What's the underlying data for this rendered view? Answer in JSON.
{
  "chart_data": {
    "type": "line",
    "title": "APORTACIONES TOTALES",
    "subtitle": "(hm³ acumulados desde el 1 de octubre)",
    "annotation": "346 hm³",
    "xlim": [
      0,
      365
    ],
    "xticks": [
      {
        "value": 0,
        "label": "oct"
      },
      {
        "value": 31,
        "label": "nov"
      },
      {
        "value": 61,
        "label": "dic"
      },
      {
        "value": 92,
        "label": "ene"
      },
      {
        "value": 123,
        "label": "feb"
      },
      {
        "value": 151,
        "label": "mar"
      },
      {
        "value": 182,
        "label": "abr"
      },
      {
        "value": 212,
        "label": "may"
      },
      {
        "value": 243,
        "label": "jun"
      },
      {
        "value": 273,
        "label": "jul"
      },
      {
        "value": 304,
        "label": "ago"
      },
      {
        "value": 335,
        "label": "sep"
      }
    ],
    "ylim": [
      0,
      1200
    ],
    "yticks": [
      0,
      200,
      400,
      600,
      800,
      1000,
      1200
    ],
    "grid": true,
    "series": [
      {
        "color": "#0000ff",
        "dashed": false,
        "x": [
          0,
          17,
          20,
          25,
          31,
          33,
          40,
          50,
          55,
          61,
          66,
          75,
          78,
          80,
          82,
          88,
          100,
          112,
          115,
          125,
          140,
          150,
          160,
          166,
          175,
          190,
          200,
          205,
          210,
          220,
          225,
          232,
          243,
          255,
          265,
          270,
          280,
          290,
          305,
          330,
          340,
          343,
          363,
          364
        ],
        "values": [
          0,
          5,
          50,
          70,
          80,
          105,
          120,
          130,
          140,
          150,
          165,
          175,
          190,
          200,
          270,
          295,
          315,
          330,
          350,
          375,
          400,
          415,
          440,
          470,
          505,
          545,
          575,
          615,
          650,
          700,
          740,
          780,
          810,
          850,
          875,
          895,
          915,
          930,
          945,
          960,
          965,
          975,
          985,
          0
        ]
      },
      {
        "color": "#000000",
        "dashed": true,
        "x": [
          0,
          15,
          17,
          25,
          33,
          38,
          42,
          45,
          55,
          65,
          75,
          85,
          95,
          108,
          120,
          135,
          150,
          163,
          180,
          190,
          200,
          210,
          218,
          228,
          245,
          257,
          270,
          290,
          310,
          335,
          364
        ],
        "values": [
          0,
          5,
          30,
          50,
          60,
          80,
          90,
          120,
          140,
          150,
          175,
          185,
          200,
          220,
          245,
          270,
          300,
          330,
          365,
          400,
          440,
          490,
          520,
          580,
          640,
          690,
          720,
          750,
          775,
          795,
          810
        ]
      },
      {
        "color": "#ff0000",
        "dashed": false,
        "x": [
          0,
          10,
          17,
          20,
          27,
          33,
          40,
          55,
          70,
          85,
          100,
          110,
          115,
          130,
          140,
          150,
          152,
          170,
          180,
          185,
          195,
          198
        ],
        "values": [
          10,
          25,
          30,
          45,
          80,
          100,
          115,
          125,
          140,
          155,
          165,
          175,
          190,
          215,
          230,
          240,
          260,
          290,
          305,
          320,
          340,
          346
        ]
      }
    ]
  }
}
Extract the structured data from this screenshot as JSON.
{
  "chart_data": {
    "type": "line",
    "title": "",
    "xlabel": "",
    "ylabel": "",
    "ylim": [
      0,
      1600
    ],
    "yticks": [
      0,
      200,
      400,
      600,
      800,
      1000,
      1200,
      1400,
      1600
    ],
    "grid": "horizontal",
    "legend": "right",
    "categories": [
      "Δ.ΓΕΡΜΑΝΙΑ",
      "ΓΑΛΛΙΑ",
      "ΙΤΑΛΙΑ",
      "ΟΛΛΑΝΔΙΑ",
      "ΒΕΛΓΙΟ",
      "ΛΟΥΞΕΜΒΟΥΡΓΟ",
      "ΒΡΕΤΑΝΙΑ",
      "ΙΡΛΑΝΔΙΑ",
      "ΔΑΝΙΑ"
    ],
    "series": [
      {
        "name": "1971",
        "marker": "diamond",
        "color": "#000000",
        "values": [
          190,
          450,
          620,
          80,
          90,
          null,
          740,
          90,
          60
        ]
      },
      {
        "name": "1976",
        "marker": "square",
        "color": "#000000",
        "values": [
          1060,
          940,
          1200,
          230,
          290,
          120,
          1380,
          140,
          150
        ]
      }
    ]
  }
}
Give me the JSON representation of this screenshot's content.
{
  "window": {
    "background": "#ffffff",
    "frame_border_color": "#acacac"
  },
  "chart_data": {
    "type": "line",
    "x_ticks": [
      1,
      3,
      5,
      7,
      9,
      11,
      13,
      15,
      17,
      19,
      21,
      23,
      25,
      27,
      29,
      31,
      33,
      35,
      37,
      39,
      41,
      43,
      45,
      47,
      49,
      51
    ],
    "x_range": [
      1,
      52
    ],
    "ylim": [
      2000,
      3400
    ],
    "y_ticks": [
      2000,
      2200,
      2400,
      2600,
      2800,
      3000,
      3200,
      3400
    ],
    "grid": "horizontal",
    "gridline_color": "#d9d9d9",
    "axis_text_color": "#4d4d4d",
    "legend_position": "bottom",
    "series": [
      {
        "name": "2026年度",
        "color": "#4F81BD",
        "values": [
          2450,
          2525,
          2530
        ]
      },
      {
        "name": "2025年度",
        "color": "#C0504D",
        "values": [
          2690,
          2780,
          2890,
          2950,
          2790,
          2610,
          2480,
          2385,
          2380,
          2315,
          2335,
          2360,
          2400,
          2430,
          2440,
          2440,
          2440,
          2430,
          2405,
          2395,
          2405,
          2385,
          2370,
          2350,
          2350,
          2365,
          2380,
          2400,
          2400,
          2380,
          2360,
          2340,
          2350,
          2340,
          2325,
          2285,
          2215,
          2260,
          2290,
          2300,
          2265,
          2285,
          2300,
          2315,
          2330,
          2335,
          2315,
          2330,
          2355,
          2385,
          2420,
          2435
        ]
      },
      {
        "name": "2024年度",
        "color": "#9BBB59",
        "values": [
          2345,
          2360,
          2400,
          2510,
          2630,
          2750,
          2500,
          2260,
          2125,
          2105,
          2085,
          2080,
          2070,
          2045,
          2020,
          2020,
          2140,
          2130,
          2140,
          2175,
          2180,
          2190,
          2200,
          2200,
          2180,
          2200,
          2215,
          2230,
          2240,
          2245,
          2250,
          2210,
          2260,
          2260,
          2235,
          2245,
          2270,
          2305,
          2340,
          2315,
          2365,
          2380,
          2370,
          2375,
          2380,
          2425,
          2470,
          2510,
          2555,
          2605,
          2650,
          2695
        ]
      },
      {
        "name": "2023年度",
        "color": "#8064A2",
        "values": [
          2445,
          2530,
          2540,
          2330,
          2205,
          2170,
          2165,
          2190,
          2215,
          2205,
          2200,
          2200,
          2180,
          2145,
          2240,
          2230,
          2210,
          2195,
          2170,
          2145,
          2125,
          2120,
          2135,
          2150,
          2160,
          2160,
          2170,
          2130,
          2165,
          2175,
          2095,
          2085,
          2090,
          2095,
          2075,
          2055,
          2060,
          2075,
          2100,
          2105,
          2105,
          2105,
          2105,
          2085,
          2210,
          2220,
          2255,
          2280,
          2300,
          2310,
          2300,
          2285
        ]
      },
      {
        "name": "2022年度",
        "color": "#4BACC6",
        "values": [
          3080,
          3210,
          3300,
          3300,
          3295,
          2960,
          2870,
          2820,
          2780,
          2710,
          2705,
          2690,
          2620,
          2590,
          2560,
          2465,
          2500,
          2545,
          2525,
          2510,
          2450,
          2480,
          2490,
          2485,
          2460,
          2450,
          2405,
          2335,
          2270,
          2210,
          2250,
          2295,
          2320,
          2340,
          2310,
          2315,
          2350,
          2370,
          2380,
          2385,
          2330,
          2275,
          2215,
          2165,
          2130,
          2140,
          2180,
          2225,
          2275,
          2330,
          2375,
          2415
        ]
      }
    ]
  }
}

*-*-*

Required task |
Among the lines of the listing, how many hold the string "name"? Respond with only the number.

Written solution |
7